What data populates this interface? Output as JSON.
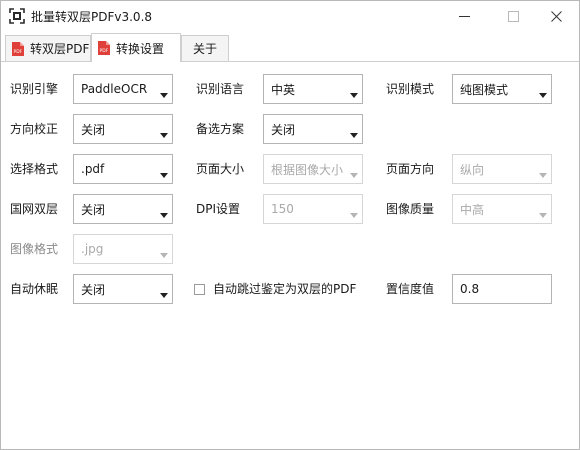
{
  "window": {
    "title": "批量转双层PDFv3.0.8",
    "icons": {
      "app": "scanner-app-icon",
      "minimize": "minimize-icon",
      "maximize": "maximize-icon",
      "close": "close-icon"
    }
  },
  "tabs": [
    {
      "label": "转双层PDF",
      "icon": "pdf-file-icon",
      "active": false
    },
    {
      "label": "转换设置",
      "icon": "pdf-file-icon",
      "active": true
    },
    {
      "label": "关于",
      "active": false
    }
  ],
  "settings": {
    "ocr_engine": {
      "label": "识别引擎",
      "value": "PaddleOCR"
    },
    "ocr_language": {
      "label": "识别语言",
      "value": "中英"
    },
    "ocr_mode": {
      "label": "识别模式",
      "value": "纯图模式"
    },
    "orientation_correction": {
      "label": "方向校正",
      "value": "关闭"
    },
    "fallback_plan": {
      "label": "备选方案",
      "value": "关闭"
    },
    "select_format": {
      "label": "选择格式",
      "value": ".pdf"
    },
    "page_size": {
      "label": "页面大小",
      "value": "根据图像大小",
      "disabled": true
    },
    "page_orientation": {
      "label": "页面方向",
      "value": "纵向",
      "disabled": true
    },
    "national_double_layer": {
      "label": "国网双层",
      "value": "关闭"
    },
    "dpi": {
      "label": "DPI设置",
      "value": "150",
      "disabled": true
    },
    "image_quality": {
      "label": "图像质量",
      "value": "中高",
      "disabled": true
    },
    "image_format": {
      "label": "图像格式",
      "value": ".jpg",
      "disabled": true
    },
    "auto_sleep": {
      "label": "自动休眠",
      "value": "关闭"
    },
    "skip_double_layer": {
      "label": "自动跳过鉴定为双层的PDF",
      "checked": false
    },
    "confidence": {
      "label": "置信度值",
      "value": "0.8"
    }
  },
  "colors": {
    "pdf_icon": "#e0403a",
    "disabled_text": "#a9a9a9",
    "border": "#b4b4b4"
  }
}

-*-*-

> Set exercise
Can you repeat every record above exactly, apart from the pictures?

> Reply
What data populates this interface? Output as JSON.
{
  "window": {
    "title": "批量转双层PDFv3.0.8",
    "icons": {
      "app": "scanner-app-icon",
      "minimize": "minimize-icon",
      "maximize": "maximize-icon",
      "close": "close-icon"
    }
  },
  "tabs": [
    {
      "label": "转双层PDF",
      "icon": "pdf-file-icon",
      "active": false
    },
    {
      "label": "转换设置",
      "icon": "pdf-file-icon",
      "active": true
    },
    {
      "label": "关于",
      "active": false
    }
  ],
  "settings": {
    "ocr_engine": {
      "label": "识别引擎",
      "value": "PaddleOCR"
    },
    "ocr_language": {
      "label": "识别语言",
      "value": "中英"
    },
    "ocr_mode": {
      "label": "识别模式",
      "value": "纯图模式"
    },
    "orientation_correction": {
      "label": "方向校正",
      "value": "关闭"
    },
    "fallback_plan": {
      "label": "备选方案",
      "value": "关闭"
    },
    "select_format": {
      "label": "选择格式",
      "value": ".pdf"
    },
    "page_size": {
      "label": "页面大小",
      "value": "根据图像大小",
      "disabled": true
    },
    "page_orientation": {
      "label": "页面方向",
      "value": "纵向",
      "disabled": true
    },
    "national_double_layer": {
      "label": "国网双层",
      "value": "关闭"
    },
    "dpi": {
      "label": "DPI设置",
      "value": "150",
      "disabled": true
    },
    "image_quality": {
      "label": "图像质量",
      "value": "中高",
      "disabled": true
    },
    "image_format": {
      "label": "图像格式",
      "value": ".jpg",
      "disabled": true
    },
    "auto_sleep": {
      "label": "自动休眠",
      "value": "关闭"
    },
    "skip_double_layer": {
      "label": "自动跳过鉴定为双层的PDF",
      "checked": false
    },
    "confidence": {
      "label": "置信度值",
      "value": "0.8"
    }
  },
  "colors": {
    "pdf_icon": "#e0403a",
    "disabled_text": "#a9a9a9",
    "border": "#b4b4b4"
  }
}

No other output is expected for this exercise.